▶ _Excerpted records_
#####
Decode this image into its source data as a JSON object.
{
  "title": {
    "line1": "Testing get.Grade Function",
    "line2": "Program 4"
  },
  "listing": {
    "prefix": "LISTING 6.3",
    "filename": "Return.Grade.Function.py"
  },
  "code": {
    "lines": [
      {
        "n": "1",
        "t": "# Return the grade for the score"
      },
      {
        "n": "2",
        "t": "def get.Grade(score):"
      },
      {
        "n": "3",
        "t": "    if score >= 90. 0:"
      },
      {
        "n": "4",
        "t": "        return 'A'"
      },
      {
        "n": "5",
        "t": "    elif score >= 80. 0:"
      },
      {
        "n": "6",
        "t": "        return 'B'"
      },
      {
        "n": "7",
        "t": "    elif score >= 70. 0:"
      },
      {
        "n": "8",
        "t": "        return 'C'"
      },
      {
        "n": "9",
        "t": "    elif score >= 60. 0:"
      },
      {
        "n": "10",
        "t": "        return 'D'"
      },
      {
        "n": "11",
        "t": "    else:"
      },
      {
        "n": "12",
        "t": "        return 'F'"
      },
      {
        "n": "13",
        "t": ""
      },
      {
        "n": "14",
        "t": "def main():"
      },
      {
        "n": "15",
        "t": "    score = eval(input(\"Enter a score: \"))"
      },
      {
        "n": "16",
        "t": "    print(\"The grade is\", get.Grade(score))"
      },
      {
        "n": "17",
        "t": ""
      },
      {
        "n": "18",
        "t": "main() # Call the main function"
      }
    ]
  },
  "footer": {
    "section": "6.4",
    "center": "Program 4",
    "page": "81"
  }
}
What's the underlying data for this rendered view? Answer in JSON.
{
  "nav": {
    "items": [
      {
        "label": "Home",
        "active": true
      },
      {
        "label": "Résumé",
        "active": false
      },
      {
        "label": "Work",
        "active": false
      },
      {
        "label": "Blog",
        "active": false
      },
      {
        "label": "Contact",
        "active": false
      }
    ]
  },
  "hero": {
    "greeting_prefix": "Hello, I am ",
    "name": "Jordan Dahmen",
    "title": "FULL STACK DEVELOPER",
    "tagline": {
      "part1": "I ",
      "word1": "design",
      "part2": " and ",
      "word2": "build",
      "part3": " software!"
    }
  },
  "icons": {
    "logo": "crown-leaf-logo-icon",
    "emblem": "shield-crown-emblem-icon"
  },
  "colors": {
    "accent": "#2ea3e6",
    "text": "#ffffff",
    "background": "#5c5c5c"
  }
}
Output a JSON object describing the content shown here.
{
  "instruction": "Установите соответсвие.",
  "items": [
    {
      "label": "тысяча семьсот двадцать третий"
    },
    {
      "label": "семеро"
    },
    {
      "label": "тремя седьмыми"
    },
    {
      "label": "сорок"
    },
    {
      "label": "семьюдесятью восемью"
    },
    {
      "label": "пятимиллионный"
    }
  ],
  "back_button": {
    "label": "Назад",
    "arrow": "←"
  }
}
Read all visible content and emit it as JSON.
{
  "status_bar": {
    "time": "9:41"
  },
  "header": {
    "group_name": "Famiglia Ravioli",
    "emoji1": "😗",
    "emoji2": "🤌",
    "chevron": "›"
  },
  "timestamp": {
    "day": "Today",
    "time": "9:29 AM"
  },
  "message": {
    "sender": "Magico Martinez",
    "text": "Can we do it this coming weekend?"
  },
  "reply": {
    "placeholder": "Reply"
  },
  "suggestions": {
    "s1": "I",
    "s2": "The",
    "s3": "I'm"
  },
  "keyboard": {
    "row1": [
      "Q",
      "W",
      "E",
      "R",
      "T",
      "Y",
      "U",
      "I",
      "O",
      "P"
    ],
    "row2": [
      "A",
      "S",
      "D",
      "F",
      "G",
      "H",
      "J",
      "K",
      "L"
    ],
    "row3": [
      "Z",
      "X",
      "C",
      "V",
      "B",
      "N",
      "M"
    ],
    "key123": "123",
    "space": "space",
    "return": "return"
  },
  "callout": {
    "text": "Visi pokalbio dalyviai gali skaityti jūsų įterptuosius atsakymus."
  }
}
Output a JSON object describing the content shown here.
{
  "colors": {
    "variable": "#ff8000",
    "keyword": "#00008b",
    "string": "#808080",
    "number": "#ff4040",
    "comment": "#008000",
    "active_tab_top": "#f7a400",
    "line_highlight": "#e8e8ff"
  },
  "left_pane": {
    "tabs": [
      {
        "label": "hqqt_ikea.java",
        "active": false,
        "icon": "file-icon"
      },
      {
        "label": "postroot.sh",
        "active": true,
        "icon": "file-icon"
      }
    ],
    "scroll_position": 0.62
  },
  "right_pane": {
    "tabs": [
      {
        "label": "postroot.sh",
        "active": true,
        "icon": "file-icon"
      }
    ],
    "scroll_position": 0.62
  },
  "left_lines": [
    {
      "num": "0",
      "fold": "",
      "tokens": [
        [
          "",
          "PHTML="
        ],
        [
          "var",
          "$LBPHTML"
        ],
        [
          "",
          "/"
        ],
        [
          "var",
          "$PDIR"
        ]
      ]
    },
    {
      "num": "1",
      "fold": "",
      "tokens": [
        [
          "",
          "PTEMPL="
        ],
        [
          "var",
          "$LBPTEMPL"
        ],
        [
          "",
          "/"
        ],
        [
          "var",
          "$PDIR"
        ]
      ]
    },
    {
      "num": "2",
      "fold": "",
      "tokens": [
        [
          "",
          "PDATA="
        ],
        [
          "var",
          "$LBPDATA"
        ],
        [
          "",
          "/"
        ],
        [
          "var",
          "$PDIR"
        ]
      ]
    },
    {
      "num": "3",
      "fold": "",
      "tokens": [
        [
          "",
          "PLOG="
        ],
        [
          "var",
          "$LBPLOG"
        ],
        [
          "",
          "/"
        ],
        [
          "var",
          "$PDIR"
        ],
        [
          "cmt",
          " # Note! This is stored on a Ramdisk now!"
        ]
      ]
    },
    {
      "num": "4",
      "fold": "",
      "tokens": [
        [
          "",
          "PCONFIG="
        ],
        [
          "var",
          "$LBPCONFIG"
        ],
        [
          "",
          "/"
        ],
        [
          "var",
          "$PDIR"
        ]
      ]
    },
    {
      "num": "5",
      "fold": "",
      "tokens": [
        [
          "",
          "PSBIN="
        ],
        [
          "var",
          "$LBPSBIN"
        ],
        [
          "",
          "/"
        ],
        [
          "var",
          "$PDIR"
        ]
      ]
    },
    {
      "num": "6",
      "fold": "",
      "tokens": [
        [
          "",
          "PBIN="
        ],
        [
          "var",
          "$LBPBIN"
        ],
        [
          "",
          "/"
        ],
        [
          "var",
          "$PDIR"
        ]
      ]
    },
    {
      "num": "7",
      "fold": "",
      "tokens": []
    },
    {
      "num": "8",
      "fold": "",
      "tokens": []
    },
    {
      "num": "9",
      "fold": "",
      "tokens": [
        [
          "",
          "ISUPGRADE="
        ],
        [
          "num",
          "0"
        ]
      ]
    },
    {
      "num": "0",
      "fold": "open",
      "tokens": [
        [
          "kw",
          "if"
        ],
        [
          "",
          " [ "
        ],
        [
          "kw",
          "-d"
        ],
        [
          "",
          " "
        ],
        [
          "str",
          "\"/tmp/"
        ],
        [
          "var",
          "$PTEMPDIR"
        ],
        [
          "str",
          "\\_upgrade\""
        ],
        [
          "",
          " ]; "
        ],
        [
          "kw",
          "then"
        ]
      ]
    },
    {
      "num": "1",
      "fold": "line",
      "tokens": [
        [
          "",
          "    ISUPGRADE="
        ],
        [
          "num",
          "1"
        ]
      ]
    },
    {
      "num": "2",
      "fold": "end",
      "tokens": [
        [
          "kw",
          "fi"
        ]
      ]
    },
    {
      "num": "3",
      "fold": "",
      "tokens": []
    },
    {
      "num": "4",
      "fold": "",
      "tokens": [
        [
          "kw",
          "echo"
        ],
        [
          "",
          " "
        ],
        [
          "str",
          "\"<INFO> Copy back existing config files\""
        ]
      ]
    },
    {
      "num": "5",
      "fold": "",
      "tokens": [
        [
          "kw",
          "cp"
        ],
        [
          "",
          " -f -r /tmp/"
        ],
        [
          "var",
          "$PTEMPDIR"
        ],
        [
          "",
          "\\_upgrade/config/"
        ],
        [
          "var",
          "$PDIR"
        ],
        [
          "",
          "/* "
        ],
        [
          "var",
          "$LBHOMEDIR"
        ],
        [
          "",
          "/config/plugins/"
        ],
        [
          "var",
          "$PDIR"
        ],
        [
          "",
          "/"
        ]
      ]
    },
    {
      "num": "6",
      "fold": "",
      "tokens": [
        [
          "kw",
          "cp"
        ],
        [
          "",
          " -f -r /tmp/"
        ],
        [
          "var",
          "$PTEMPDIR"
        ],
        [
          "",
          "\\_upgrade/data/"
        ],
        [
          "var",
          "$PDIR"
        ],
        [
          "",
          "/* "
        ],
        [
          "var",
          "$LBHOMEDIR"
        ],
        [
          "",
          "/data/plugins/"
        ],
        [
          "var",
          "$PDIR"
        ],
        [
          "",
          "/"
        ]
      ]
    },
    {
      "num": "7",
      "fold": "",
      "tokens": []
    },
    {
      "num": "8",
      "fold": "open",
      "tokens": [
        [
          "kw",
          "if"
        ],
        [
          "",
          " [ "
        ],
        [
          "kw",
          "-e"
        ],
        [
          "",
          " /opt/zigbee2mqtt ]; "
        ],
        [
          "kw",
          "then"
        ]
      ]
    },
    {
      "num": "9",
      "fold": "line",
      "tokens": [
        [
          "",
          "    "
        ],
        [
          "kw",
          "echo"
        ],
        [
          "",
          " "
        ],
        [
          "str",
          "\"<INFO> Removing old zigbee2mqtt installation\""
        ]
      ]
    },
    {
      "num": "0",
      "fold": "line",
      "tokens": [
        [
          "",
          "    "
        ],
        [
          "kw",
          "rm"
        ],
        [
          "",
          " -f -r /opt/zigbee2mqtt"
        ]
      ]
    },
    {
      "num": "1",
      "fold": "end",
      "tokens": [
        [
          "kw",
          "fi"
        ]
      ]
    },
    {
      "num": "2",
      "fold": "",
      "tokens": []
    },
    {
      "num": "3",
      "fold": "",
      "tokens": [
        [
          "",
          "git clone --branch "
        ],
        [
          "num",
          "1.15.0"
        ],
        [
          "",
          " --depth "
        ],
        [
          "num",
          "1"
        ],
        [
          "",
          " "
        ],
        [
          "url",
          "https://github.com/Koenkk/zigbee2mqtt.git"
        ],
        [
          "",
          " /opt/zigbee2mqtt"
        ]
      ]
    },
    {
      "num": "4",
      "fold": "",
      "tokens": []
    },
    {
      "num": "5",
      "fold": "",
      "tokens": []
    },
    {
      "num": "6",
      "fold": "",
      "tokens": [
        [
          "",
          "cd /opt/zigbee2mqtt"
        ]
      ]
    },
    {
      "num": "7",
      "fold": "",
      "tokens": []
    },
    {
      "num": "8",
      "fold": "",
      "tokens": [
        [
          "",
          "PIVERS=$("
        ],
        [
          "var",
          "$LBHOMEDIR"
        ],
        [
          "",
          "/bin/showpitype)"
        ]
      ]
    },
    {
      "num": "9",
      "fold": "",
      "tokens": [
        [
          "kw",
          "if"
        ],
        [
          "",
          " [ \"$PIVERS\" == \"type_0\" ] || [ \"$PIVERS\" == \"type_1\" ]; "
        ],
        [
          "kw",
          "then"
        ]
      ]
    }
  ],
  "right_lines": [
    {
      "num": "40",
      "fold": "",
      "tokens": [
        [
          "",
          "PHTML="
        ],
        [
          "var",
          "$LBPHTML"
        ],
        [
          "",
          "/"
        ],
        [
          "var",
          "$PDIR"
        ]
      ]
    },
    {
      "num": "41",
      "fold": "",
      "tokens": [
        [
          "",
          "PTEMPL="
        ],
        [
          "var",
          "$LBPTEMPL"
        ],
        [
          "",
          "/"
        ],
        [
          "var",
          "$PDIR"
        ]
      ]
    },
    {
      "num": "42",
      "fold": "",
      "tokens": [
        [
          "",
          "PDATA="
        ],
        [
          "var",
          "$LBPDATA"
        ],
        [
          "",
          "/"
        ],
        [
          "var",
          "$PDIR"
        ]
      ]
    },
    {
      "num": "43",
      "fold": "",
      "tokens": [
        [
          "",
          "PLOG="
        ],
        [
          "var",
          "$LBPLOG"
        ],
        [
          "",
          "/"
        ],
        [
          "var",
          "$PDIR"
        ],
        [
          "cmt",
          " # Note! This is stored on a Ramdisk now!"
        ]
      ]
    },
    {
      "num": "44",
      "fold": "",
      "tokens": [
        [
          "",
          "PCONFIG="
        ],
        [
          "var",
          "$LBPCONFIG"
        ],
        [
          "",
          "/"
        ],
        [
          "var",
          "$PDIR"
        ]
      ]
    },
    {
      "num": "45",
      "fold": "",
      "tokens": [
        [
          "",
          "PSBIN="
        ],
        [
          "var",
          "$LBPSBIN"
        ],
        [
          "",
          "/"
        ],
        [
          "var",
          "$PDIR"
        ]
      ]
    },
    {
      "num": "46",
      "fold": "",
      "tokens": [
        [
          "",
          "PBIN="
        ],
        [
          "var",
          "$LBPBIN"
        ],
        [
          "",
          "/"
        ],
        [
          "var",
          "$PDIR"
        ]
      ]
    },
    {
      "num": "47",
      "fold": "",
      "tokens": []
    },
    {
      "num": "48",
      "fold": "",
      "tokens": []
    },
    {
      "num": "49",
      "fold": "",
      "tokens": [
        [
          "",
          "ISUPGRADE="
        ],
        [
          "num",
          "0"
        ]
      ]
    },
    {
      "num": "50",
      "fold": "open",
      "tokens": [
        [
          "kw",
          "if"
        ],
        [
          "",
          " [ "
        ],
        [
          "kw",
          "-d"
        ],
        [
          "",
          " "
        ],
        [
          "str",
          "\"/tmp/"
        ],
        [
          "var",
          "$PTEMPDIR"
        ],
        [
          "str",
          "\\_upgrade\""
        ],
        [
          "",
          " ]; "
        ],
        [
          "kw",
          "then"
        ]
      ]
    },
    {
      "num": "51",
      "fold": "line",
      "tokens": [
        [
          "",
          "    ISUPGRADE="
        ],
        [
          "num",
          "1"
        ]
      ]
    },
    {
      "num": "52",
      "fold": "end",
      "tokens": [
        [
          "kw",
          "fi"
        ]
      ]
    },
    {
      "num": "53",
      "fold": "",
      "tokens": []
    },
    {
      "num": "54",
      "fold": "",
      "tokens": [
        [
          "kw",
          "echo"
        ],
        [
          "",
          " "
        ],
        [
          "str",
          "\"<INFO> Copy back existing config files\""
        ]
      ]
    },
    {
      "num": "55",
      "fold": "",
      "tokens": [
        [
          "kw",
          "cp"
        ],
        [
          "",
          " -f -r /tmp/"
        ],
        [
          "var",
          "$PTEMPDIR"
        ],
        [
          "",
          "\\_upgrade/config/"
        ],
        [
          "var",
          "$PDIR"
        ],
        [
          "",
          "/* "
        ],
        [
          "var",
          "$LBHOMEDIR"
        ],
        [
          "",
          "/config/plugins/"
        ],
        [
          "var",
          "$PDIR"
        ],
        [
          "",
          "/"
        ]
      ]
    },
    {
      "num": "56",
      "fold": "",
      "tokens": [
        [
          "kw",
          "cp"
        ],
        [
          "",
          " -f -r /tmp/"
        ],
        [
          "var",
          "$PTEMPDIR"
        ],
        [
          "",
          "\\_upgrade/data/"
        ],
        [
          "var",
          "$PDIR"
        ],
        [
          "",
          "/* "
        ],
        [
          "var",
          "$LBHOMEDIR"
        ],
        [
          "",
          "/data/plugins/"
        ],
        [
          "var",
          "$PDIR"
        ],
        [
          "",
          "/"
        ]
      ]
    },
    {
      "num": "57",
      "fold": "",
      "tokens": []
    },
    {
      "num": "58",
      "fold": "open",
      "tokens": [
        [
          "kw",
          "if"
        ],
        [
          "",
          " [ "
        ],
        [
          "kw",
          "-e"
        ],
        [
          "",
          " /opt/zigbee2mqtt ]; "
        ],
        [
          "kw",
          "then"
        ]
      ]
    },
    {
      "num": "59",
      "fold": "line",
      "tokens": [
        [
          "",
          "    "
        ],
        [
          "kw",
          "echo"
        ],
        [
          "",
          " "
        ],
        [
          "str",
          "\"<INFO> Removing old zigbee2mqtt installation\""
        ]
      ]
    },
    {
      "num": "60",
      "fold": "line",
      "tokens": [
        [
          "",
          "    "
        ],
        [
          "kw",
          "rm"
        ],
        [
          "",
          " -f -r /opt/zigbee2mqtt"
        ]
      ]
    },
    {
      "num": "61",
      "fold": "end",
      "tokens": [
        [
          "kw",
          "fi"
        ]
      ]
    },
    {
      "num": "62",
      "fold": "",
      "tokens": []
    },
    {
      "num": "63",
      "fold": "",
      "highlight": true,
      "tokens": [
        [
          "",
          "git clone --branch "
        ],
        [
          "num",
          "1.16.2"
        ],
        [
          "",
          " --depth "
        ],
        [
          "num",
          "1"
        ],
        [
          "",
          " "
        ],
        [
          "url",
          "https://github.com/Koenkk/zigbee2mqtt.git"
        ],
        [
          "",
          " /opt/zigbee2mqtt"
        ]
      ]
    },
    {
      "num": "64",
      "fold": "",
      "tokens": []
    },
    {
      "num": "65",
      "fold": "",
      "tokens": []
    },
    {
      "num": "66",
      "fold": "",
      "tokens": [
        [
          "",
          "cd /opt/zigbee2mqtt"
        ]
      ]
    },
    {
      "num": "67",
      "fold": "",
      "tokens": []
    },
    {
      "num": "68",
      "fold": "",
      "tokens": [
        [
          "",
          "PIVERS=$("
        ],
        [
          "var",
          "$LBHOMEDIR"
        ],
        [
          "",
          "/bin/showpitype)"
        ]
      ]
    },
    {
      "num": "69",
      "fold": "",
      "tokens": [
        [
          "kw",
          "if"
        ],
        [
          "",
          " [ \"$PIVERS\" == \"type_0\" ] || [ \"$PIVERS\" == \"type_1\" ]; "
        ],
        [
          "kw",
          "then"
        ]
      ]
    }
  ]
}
#####
▶ _Problem to solve_
In the entries above, identify every line with the string "JSON".

▶ _The solution_
Decode this image into its source data as a JSON object.
What's the underlying data for this rendered view? Answer in JSON.
Output a JSON object describing the content shown here.
Read all visible content and emit it as JSON.
Output a JSON object describing the content shown here.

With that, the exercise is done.